◆ **Problem**
Are you able to retype all the records below exactly?

— Start —

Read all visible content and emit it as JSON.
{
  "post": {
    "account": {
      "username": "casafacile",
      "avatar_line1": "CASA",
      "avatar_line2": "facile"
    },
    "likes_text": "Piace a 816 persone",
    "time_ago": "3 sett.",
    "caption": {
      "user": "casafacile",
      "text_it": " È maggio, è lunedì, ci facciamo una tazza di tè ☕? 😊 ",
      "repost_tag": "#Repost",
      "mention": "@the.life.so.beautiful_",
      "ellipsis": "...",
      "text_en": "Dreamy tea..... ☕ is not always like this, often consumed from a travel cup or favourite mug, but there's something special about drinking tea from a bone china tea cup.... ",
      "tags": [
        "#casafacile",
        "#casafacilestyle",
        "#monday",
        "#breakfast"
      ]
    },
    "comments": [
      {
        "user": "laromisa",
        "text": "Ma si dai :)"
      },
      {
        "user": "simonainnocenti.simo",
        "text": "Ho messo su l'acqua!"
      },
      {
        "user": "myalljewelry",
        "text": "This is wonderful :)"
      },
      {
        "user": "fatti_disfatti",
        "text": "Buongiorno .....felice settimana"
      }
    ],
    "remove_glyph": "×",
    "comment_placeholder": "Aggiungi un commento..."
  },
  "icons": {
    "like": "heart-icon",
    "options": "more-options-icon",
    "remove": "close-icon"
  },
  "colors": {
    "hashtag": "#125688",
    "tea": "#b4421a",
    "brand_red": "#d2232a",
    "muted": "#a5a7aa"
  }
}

— End —

◆ **Task solution**
Read all visible content and emit it as JSON.
{
  "post": {
    "account": {
      "username": "casafacile",
      "avatar_line1": "CASA",
      "avatar_line2": "facile"
    },
    "likes_text": "Piace a 816 persone",
    "time_ago": "3 sett.",
    "caption": {
      "user": "casafacile",
      "text_it": " È maggio, è lunedì, ci facciamo una tazza di tè ☕? 😊 ",
      "repost_tag": "#Repost",
      "mention": "@the.life.so.beautiful_",
      "ellipsis": "...",
      "text_en": "Dreamy tea..... ☕ is not always like this, often consumed from a travel cup or favourite mug, but there's something special about drinking tea from a bone china tea cup.... ",
      "tags": [
        "#casafacile",
        "#casafacilestyle",
        "#monday",
        "#breakfast"
      ]
    },
    "comments": [
      {
        "user": "laromisa",
        "text": "Ma si dai :)"
      },
      {
        "user": "simonainnocenti.simo",
        "text": "Ho messo su l'acqua!"
      },
      {
        "user": "myalljewelry",
        "text": "This is wonderful :)"
      },
      {
        "user": "fatti_disfatti",
        "text": "Buongiorno .....felice settimana"
      }
    ],
    "remove_glyph": "×",
    "comment_placeholder": "Aggiungi un commento..."
  },
  "icons": {
    "like": "heart-icon",
    "options": "more-options-icon",
    "remove": "close-icon"
  },
  "colors": {
    "hashtag": "#125688",
    "tea": "#b4421a",
    "brand_red": "#d2232a",
    "muted": "#a5a7aa"
  }
}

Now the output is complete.